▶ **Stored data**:
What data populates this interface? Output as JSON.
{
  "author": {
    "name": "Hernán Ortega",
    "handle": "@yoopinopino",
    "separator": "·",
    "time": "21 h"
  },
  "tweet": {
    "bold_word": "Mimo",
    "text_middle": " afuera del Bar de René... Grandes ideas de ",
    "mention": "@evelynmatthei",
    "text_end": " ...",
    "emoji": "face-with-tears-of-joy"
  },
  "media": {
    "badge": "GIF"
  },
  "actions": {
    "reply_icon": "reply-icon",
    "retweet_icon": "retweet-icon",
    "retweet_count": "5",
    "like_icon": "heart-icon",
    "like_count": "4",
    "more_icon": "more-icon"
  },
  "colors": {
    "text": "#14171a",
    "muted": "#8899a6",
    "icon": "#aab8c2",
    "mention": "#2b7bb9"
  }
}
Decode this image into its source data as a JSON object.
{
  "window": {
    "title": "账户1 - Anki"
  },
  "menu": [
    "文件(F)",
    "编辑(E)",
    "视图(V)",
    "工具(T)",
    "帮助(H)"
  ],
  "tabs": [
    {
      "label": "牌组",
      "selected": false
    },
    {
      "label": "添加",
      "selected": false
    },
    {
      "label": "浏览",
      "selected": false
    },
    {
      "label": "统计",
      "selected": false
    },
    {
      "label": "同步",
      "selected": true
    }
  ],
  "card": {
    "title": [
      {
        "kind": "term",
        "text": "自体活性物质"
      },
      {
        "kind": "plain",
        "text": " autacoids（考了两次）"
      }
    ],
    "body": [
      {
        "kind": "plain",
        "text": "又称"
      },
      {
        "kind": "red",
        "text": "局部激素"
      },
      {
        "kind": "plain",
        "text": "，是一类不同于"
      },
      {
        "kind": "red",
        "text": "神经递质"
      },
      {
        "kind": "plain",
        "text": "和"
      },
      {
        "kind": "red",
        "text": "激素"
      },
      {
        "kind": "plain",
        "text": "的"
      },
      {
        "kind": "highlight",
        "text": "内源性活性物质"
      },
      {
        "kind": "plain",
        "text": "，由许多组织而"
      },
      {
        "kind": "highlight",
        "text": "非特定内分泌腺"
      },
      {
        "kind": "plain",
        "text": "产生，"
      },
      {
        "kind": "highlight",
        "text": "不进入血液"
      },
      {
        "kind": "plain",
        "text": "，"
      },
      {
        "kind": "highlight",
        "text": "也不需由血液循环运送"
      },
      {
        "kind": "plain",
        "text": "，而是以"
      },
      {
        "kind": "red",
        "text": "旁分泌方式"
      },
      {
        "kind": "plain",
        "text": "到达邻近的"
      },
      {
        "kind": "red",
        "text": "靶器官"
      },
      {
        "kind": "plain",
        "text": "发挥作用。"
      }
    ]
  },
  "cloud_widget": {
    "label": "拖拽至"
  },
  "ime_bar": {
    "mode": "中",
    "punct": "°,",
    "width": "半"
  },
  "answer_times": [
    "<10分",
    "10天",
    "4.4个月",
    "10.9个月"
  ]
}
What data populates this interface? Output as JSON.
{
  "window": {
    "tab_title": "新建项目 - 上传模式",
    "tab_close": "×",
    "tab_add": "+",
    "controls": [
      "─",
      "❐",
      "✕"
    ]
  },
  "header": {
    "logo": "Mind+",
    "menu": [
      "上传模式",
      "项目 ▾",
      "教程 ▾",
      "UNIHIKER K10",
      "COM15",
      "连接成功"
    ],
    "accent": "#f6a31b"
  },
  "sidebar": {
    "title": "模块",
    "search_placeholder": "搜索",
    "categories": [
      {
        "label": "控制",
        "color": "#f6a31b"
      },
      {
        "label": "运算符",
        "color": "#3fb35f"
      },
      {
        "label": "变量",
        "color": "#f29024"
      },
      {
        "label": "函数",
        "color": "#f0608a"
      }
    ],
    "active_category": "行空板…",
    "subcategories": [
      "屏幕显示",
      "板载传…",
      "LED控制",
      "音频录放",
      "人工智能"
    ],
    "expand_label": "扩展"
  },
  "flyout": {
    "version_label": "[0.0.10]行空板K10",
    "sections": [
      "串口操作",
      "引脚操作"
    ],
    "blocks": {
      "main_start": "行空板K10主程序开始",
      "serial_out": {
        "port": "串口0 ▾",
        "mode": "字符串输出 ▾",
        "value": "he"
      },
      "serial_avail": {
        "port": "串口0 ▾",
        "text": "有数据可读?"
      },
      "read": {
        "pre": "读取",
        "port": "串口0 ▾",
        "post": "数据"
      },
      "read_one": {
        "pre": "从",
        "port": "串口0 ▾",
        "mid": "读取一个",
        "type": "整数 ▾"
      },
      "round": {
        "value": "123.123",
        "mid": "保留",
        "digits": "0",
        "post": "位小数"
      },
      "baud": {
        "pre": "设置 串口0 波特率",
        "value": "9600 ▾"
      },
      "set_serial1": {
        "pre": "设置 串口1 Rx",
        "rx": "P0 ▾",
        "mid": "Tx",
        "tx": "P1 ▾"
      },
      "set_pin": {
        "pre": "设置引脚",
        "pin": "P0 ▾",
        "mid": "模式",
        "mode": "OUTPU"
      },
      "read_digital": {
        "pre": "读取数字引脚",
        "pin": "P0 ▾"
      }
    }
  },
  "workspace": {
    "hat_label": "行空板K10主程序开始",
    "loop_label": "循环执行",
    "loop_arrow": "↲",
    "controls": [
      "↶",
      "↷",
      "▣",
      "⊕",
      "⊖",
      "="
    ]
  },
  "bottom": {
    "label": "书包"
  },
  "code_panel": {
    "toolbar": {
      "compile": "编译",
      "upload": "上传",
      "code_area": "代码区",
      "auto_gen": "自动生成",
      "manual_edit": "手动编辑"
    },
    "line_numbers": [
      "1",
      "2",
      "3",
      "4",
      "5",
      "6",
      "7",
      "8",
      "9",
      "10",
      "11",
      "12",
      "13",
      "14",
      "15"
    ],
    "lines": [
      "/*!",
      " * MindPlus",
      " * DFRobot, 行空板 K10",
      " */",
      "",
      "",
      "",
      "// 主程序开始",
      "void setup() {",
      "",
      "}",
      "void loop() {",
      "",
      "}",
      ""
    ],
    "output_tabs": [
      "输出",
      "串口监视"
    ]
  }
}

▶ **Stated exercise**: All of the material above needs to be retyped word for word.

▶ **Answer to the problem**:
What data populates this interface? Output as JSON.
{
  "author": {
    "name": "Hernán Ortega",
    "handle": "@yoopinopino",
    "separator": "·",
    "time": "21 h"
  },
  "tweet": {
    "bold_word": "Mimo",
    "text_middle": " afuera del Bar de René... Grandes ideas de ",
    "mention": "@evelynmatthei",
    "text_end": " ...",
    "emoji": "face-with-tears-of-joy"
  },
  "media": {
    "badge": "GIF"
  },
  "actions": {
    "reply_icon": "reply-icon",
    "retweet_icon": "retweet-icon",
    "retweet_count": "5",
    "like_icon": "heart-icon",
    "like_count": "4",
    "more_icon": "more-icon"
  },
  "colors": {
    "text": "#14171a",
    "muted": "#8899a6",
    "icon": "#aab8c2",
    "mention": "#2b7bb9"
  }
}
Decode this image into its source data as a JSON object.
{
  "window": {
    "title": "账户1 - Anki"
  },
  "menu": [
    "文件(F)",
    "编辑(E)",
    "视图(V)",
    "工具(T)",
    "帮助(H)"
  ],
  "tabs": [
    {
      "label": "牌组",
      "selected": false
    },
    {
      "label": "添加",
      "selected": false
    },
    {
      "label": "浏览",
      "selected": false
    },
    {
      "label": "统计",
      "selected": false
    },
    {
      "label": "同步",
      "selected": true
    }
  ],
  "card": {
    "title": [
      {
        "kind": "term",
        "text": "自体活性物质"
      },
      {
        "kind": "plain",
        "text": " autacoids（考了两次）"
      }
    ],
    "body": [
      {
        "kind": "plain",
        "text": "又称"
      },
      {
        "kind": "red",
        "text": "局部激素"
      },
      {
        "kind": "plain",
        "text": "，是一类不同于"
      },
      {
        "kind": "red",
        "text": "神经递质"
      },
      {
        "kind": "plain",
        "text": "和"
      },
      {
        "kind": "red",
        "text": "激素"
      },
      {
        "kind": "plain",
        "text": "的"
      },
      {
        "kind": "highlight",
        "text": "内源性活性物质"
      },
      {
        "kind": "plain",
        "text": "，由许多组织而"
      },
      {
        "kind": "highlight",
        "text": "非特定内分泌腺"
      },
      {
        "kind": "plain",
        "text": "产生，"
      },
      {
        "kind": "highlight",
        "text": "不进入血液"
      },
      {
        "kind": "plain",
        "text": "，"
      },
      {
        "kind": "highlight",
        "text": "也不需由血液循环运送"
      },
      {
        "kind": "plain",
        "text": "，而是以"
      },
      {
        "kind": "red",
        "text": "旁分泌方式"
      },
      {
        "kind": "plain",
        "text": "到达邻近的"
      },
      {
        "kind": "red",
        "text": "靶器官"
      },
      {
        "kind": "plain",
        "text": "发挥作用。"
      }
    ]
  },
  "cloud_widget": {
    "label": "拖拽至"
  },
  "ime_bar": {
    "mode": "中",
    "punct": "°,",
    "width": "半"
  },
  "answer_times": [
    "<10分",
    "10天",
    "4.4个月",
    "10.9个月"
  ]
}
What data populates this interface? Output as JSON.
{
  "window": {
    "tab_title": "新建项目 - 上传模式",
    "tab_close": "×",
    "tab_add": "+",
    "controls": [
      "─",
      "❐",
      "✕"
    ]
  },
  "header": {
    "logo": "Mind+",
    "menu": [
      "上传模式",
      "项目 ▾",
      "教程 ▾",
      "UNIHIKER K10",
      "COM15",
      "连接成功"
    ],
    "accent": "#f6a31b"
  },
  "sidebar": {
    "title": "模块",
    "search_placeholder": "搜索",
    "categories": [
      {
        "label": "控制",
        "color": "#f6a31b"
      },
      {
        "label": "运算符",
        "color": "#3fb35f"
      },
      {
        "label": "变量",
        "color": "#f29024"
      },
      {
        "label": "函数",
        "color": "#f0608a"
      }
    ],
    "active_category": "行空板…",
    "subcategories": [
      "屏幕显示",
      "板载传…",
      "LED控制",
      "音频录放",
      "人工智能"
    ],
    "expand_label": "扩展"
  },
  "flyout": {
    "version_label": "[0.0.10]行空板K10",
    "sections": [
      "串口操作",
      "引脚操作"
    ],
    "blocks": {
      "main_start": "行空板K10主程序开始",
      "serial_out": {
        "port": "串口0 ▾",
        "mode": "字符串输出 ▾",
        "value": "he"
      },
      "serial_avail": {
        "port": "串口0 ▾",
        "text": "有数据可读?"
      },
      "read": {
        "pre": "读取",
        "port": "串口0 ▾",
        "post": "数据"
      },
      "read_one": {
        "pre": "从",
        "port": "串口0 ▾",
        "mid": "读取一个",
        "type": "整数 ▾"
      },
      "round": {
        "value": "123.123",
        "mid": "保留",
        "digits": "0",
        "post": "位小数"
      },
      "baud": {
        "pre": "设置 串口0 波特率",
        "value": "9600 ▾"
      },
      "set_serial1": {
        "pre": "设置 串口1 Rx",
        "rx": "P0 ▾",
        "mid": "Tx",
        "tx": "P1 ▾"
      },
      "set_pin": {
        "pre": "设置引脚",
        "pin": "P0 ▾",
        "mid": "模式",
        "mode": "OUTPU"
      },
      "read_digital": {
        "pre": "读取数字引脚",
        "pin": "P0 ▾"
      }
    }
  },
  "workspace": {
    "hat_label": "行空板K10主程序开始",
    "loop_label": "循环执行",
    "loop_arrow": "↲",
    "controls": [
      "↶",
      "↷",
      "▣",
      "⊕",
      "⊖",
      "="
    ]
  },
  "bottom": {
    "label": "书包"
  },
  "code_panel": {
    "toolbar": {
      "compile": "编译",
      "upload": "上传",
      "code_area": "代码区",
      "auto_gen": "自动生成",
      "manual_edit": "手动编辑"
    },
    "line_numbers": [
      "1",
      "2",
      "3",
      "4",
      "5",
      "6",
      "7",
      "8",
      "9",
      "10",
      "11",
      "12",
      "13",
      "14",
      "15"
    ],
    "lines": [
      "/*!",
      " * MindPlus",
      " * DFRobot, 行空板 K10",
      " */",
      "",
      "",
      "",
      "// 主程序开始",
      "void setup() {",
      "",
      "}",
      "void loop() {",
      "",
      "}",
      ""
    ],
    "output_tabs": [
      "输出",
      "串口监视"
    ]
  }
}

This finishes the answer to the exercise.